• _SHORT TASK_: Skip the images. Copy the records exactly as written.

Collected data entries
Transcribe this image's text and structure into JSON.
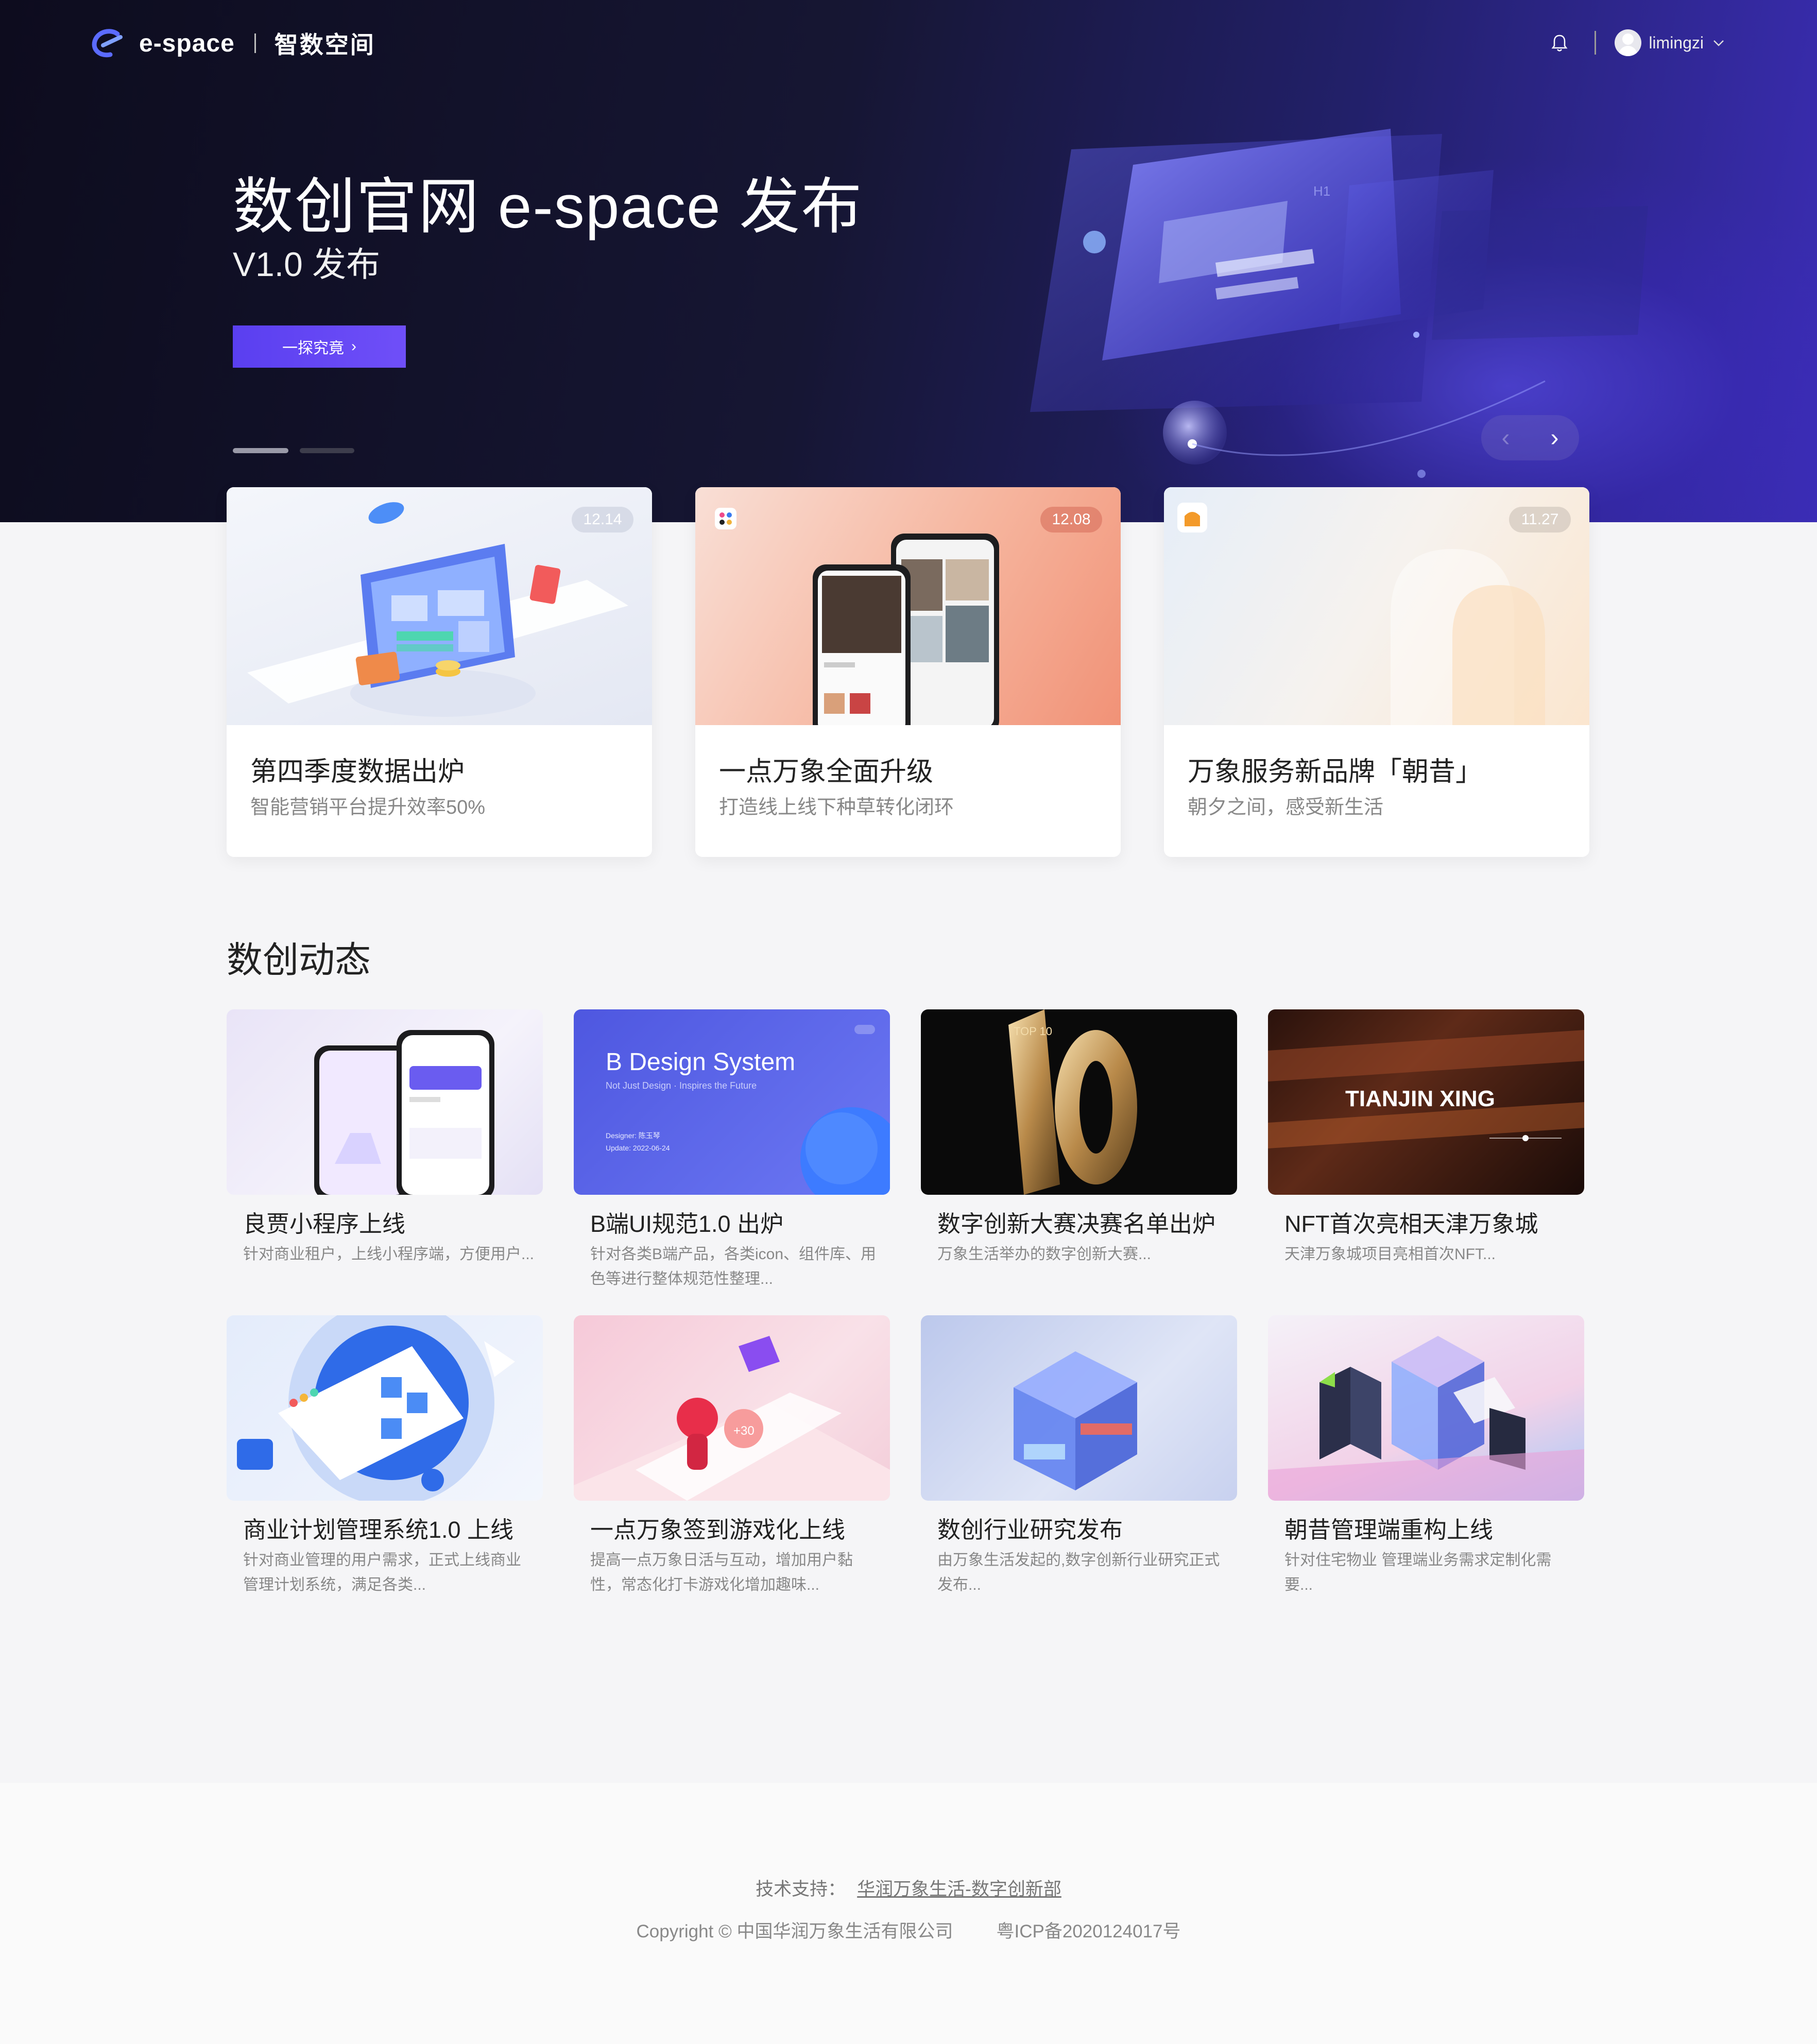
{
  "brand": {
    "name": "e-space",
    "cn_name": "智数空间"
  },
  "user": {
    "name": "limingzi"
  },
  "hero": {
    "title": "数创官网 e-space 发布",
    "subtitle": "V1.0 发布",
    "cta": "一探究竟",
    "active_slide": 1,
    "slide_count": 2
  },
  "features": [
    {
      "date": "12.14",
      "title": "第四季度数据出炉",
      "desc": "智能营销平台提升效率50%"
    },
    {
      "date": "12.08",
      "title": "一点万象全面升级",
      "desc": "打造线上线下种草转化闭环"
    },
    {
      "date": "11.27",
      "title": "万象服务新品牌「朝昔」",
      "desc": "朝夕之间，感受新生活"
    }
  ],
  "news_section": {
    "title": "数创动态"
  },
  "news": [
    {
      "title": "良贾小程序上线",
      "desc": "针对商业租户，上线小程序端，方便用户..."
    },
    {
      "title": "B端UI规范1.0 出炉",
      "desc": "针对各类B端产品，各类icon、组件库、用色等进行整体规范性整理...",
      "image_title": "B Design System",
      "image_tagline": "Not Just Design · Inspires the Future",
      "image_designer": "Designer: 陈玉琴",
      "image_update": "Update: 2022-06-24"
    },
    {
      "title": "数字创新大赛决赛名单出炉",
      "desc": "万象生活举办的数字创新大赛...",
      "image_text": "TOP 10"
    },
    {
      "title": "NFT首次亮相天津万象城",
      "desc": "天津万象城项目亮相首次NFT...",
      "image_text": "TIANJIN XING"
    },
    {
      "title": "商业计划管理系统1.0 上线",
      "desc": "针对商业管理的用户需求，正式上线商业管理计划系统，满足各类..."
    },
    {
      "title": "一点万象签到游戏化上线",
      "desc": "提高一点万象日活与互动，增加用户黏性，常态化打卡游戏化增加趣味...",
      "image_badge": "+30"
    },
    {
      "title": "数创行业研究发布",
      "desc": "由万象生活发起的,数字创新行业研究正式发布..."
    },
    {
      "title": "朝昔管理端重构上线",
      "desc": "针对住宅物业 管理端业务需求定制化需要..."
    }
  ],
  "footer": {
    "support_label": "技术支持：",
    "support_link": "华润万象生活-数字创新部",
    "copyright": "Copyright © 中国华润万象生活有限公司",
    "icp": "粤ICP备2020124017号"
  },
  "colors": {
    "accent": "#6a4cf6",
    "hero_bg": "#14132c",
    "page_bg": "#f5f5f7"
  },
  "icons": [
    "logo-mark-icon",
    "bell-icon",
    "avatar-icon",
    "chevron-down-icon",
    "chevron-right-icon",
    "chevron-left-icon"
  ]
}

• _SOLUTION_:
Transcribe this image's text and structure into JSON.
{
  "brand": {
    "name": "e-space",
    "cn_name": "智数空间"
  },
  "user": {
    "name": "limingzi"
  },
  "hero": {
    "title": "数创官网 e-space 发布",
    "subtitle": "V1.0 发布",
    "cta": "一探究竟",
    "active_slide": 1,
    "slide_count": 2
  },
  "features": [
    {
      "date": "12.14",
      "title": "第四季度数据出炉",
      "desc": "智能营销平台提升效率50%"
    },
    {
      "date": "12.08",
      "title": "一点万象全面升级",
      "desc": "打造线上线下种草转化闭环"
    },
    {
      "date": "11.27",
      "title": "万象服务新品牌「朝昔」",
      "desc": "朝夕之间，感受新生活"
    }
  ],
  "news_section": {
    "title": "数创动态"
  },
  "news": [
    {
      "title": "良贾小程序上线",
      "desc": "针对商业租户，上线小程序端，方便用户..."
    },
    {
      "title": "B端UI规范1.0 出炉",
      "desc": "针对各类B端产品，各类icon、组件库、用色等进行整体规范性整理...",
      "image_title": "B Design System",
      "image_tagline": "Not Just Design · Inspires the Future",
      "image_designer": "Designer: 陈玉琴",
      "image_update": "Update: 2022-06-24"
    },
    {
      "title": "数字创新大赛决赛名单出炉",
      "desc": "万象生活举办的数字创新大赛...",
      "image_text": "TOP 10"
    },
    {
      "title": "NFT首次亮相天津万象城",
      "desc": "天津万象城项目亮相首次NFT...",
      "image_text": "TIANJIN XING"
    },
    {
      "title": "商业计划管理系统1.0 上线",
      "desc": "针对商业管理的用户需求，正式上线商业管理计划系统，满足各类..."
    },
    {
      "title": "一点万象签到游戏化上线",
      "desc": "提高一点万象日活与互动，增加用户黏性，常态化打卡游戏化增加趣味...",
      "image_badge": "+30"
    },
    {
      "title": "数创行业研究发布",
      "desc": "由万象生活发起的,数字创新行业研究正式发布..."
    },
    {
      "title": "朝昔管理端重构上线",
      "desc": "针对住宅物业 管理端业务需求定制化需要..."
    }
  ],
  "footer": {
    "support_label": "技术支持：",
    "support_link": "华润万象生活-数字创新部",
    "copyright": "Copyright © 中国华润万象生活有限公司",
    "icp": "粤ICP备2020124017号"
  },
  "colors": {
    "accent": "#6a4cf6",
    "hero_bg": "#14132c",
    "page_bg": "#f5f5f7"
  },
  "icons": [
    "logo-mark-icon",
    "bell-icon",
    "avatar-icon",
    "chevron-down-icon",
    "chevron-right-icon",
    "chevron-left-icon"
  ]
}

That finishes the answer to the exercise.